_The task:_ Render the data as a Markdown table with the columns Row and Line. Start at the line that contains "edit-icon[interactable]: ✎ xyxy=(521,286,527,293)" and end at the line that contains "quote-badge[interactable]: 6597-Q xyxy=(612,362,681,374)", including both of those lines. Number each row and leave out any blank lines.

_Provided data:_
------------------------
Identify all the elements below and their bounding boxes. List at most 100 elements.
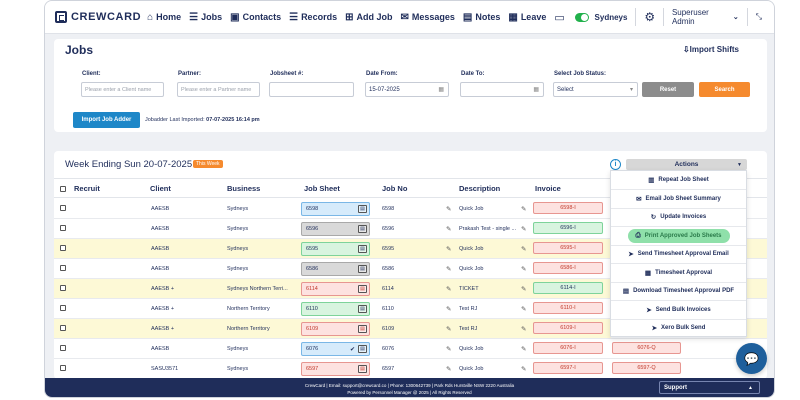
edit-icon[interactable]: ✎ xyxy=(521,286,527,293)
edit-icon[interactable]: ✎ xyxy=(521,226,527,233)
edit-icon[interactable]: ✎ xyxy=(446,306,452,313)
menu-item-timesheet-approval[interactable]: ▦ Timesheet Approval xyxy=(611,264,746,283)
table-row[interactable]: AAESB + Northern Territory 6110 ▤ 6110 ✎ Test … xyxy=(54,299,767,319)
clipboard-icon[interactable]: ▤ xyxy=(358,205,367,213)
jobsheet-field[interactable]: 6109 ▤ xyxy=(301,322,370,336)
quote-badge[interactable]: 6597-Q xyxy=(612,362,681,374)
nav-item-records[interactable]: ☰ Records xyxy=(289,12,337,23)
quote-badge[interactable]: 6076-Q xyxy=(612,342,681,354)
table-row[interactable]: AAESB Sydneys 6595 ▤ 6595 ✎ Quick Job ✎ 6595-I xyxy=(54,239,767,259)
edit-icon[interactable]: ✎ xyxy=(446,326,452,333)
nav-item-contacts[interactable]: ▣ Contacts xyxy=(230,12,281,23)
clipboard-icon[interactable]: ▤ xyxy=(358,285,367,293)
row-checkbox[interactable] xyxy=(60,365,66,371)
gear-icon[interactable]: ⚙ xyxy=(644,10,656,24)
search-button[interactable]: Search xyxy=(699,82,750,97)
edit-icon[interactable]: ✎ xyxy=(521,306,527,313)
table-row[interactable]: SASU3571 Sydneys 6597 ▤ 6597 ✎ Quick Job ✎ 6597-… xyxy=(54,359,767,379)
partner-input[interactable]: Please enter a Partner name xyxy=(177,82,260,97)
row-checkbox[interactable] xyxy=(60,265,66,271)
invoice-badge[interactable]: 6586-I xyxy=(533,262,603,274)
table-row[interactable]: AAESB Sydneys 6586 ▤ 6586 ✎ Quick Job ✎ 6586-I xyxy=(54,259,767,279)
crewcard-logo[interactable]: CREWCARD xyxy=(55,11,147,23)
client-input[interactable]: Please enter a Client name xyxy=(81,82,164,97)
invoice-badge[interactable]: 6076-I xyxy=(533,342,603,354)
region-toggle[interactable] xyxy=(574,12,589,22)
date-to-input[interactable]: ▦ xyxy=(460,82,544,97)
chat-icon[interactable]: 💬 xyxy=(736,343,767,374)
edit-icon[interactable]: ✎ xyxy=(521,346,527,353)
table-row[interactable]: AAESB Sydneys 6596 ▤ 6596 ✎ Prakash Test - sin… xyxy=(54,219,767,239)
clipboard-icon[interactable]: ▤ xyxy=(358,345,367,353)
menu-item-send-timesheet-approval-email[interactable]: ➤ Send Timesheet Approval Email xyxy=(611,245,746,264)
table-row[interactable]: AAESB Sydneys 6076 ✔ ▤ 6076 ✎ Quick Job ✎ 6076-I 6… xyxy=(54,339,767,359)
edit-icon[interactable]: ✎ xyxy=(521,206,527,213)
invoice-badge[interactable]: 6110-I xyxy=(533,302,603,314)
menu-item-update-invoices[interactable]: ↻ Update Invoices xyxy=(611,208,746,227)
edit-icon[interactable]: ✎ xyxy=(446,366,452,373)
table-row[interactable]: AAESB + Sydneys Northern Terri... 6114 ▤ 611… xyxy=(54,279,767,299)
collapse-icon[interactable]: ⤡ xyxy=(755,12,762,21)
nav-item-messages[interactable]: ✉ Messages xyxy=(400,12,454,23)
nav-item-add-job[interactable]: ⊞ Add Job xyxy=(345,12,392,23)
import-shifts-link[interactable]: ⇩Import Shifts xyxy=(683,45,739,54)
row-checkbox[interactable] xyxy=(60,325,66,331)
clipboard-icon[interactable]: ▤ xyxy=(358,325,367,333)
status-select[interactable]: Select ▾ xyxy=(553,82,638,97)
jobsheet-field[interactable]: 6598 ▤ xyxy=(301,202,370,216)
nav-item-home[interactable]: ⌂ Home xyxy=(147,12,181,23)
jobsheet-field[interactable]: 6595 ▤ xyxy=(301,242,370,256)
edit-icon[interactable]: ✎ xyxy=(446,206,452,213)
invoice-badge[interactable]: 6109-I xyxy=(533,322,603,334)
jobsheet-field[interactable]: 6586 ▤ xyxy=(301,262,370,276)
row-checkbox[interactable] xyxy=(60,225,66,231)
menu-item-email-job-sheet-summary[interactable]: ✉ Email Job Sheet Summary xyxy=(611,190,746,209)
nav-item-leave[interactable]: ▦ Leave xyxy=(508,12,546,23)
jobsheet-field[interactable]: 6596 ▤ xyxy=(301,222,370,236)
jobsheet-input[interactable] xyxy=(269,82,354,97)
support-select[interactable]: Support ▲ xyxy=(659,381,760,394)
row-checkbox[interactable] xyxy=(60,205,66,211)
clipboard-icon[interactable]: ▤ xyxy=(358,245,367,253)
chevron-down-icon[interactable]: ⌄ xyxy=(732,14,739,21)
invoice-badge[interactable]: 6598-I xyxy=(533,202,603,214)
table-row[interactable]: AAESB Sydneys 6598 ▤ 6598 ✎ Quick Job ✎ 6598-I xyxy=(54,199,767,219)
invoice-badge[interactable]: 6114-I xyxy=(533,282,603,294)
col-jobsheet[interactable]: Job Sheet xyxy=(304,184,340,193)
col-description[interactable]: Description xyxy=(459,184,501,193)
edit-icon[interactable]: ✎ xyxy=(521,266,527,273)
col-recruit[interactable]: Recruit xyxy=(74,184,100,193)
info-icon[interactable]: i xyxy=(610,159,621,170)
menu-item-send-bulk-invoices[interactable]: ➤ Send Bulk Invoices xyxy=(611,301,746,320)
row-checkbox[interactable] xyxy=(60,305,66,311)
clipboard-icon[interactable]: ▤ xyxy=(358,305,367,313)
edit-icon[interactable]: ✎ xyxy=(521,366,527,373)
clipboard-icon[interactable]: ▤ xyxy=(358,365,367,373)
date-from-input[interactable]: 15-07-2025 ▦ xyxy=(365,82,449,97)
col-business[interactable]: Business xyxy=(227,184,261,193)
row-checkbox[interactable] xyxy=(60,245,66,251)
menu-item-xero-bulk-send[interactable]: ➤ Xero Bulk Send xyxy=(611,319,746,338)
row-checkbox[interactable] xyxy=(60,285,66,291)
edit-icon[interactable]: ✎ xyxy=(446,266,452,273)
monitor-icon[interactable]: ▭ xyxy=(554,11,565,24)
edit-icon[interactable]: ✎ xyxy=(446,226,452,233)
actions-dropdown[interactable]: Actions ▼ xyxy=(626,159,747,170)
jobsheet-field[interactable]: 6114 ▤ xyxy=(301,282,370,296)
edit-icon[interactable]: ✎ xyxy=(446,346,452,353)
col-client[interactable]: Client xyxy=(150,184,171,193)
row-checkbox[interactable] xyxy=(60,345,66,351)
invoice-badge[interactable]: 6596-I xyxy=(533,222,603,234)
edit-icon[interactable]: ✎ xyxy=(446,286,452,293)
menu-item-download-timesheet-approval-pdf[interactable]: ▤ Download Timesheet Approval PDF xyxy=(611,282,746,301)
menu-item-print-approved-job-sheets[interactable]: ⎙ Print Approved Job Sheets xyxy=(611,227,746,246)
invoice-badge[interactable]: 6595-I xyxy=(533,242,603,254)
nav-item-notes[interactable]: ▤ Notes xyxy=(463,12,500,23)
jobsheet-field[interactable]: 6076 ✔ ▤ xyxy=(301,342,370,356)
import-job-adder-button[interactable]: Import Job Adder xyxy=(73,112,140,128)
select-all-checkbox[interactable] xyxy=(60,186,66,192)
edit-icon[interactable]: ✎ xyxy=(521,246,527,253)
user-menu[interactable]: Superuser Admin xyxy=(671,8,709,26)
jobsheet-field[interactable]: 6110 ▤ xyxy=(301,302,370,316)
clipboard-icon[interactable]: ▤ xyxy=(358,225,367,233)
------------------------
_Written answer:_
| Row | Line |
|---|---|
| 1 | edit-icon[interactable]: ✎ xyxy=(521,286,527,293) |
| 2 | edit-icon[interactable]: ✎ xyxy=(521,226,527,233) |
| 3 | edit-icon[interactable]: ✎ xyxy=(446,306,452,313) |
| 4 | menu-item-timesheet-approval[interactable]: ▦ Timesheet Approval xyxy=(611,264,746,283) |
| 5 | table-row[interactable]: AAESB + Northern Territory 6110 ▤ 6110 ✎ Test … xyxy=(54,299,767,319) |
| 6 | clipboard-icon[interactable]: ▤ xyxy=(358,205,367,213) |
| 7 | jobsheet-field[interactable]: 6109 ▤ xyxy=(301,322,370,336) |
| 8 | quote-badge[interactable]: 6597-Q xyxy=(612,362,681,374) |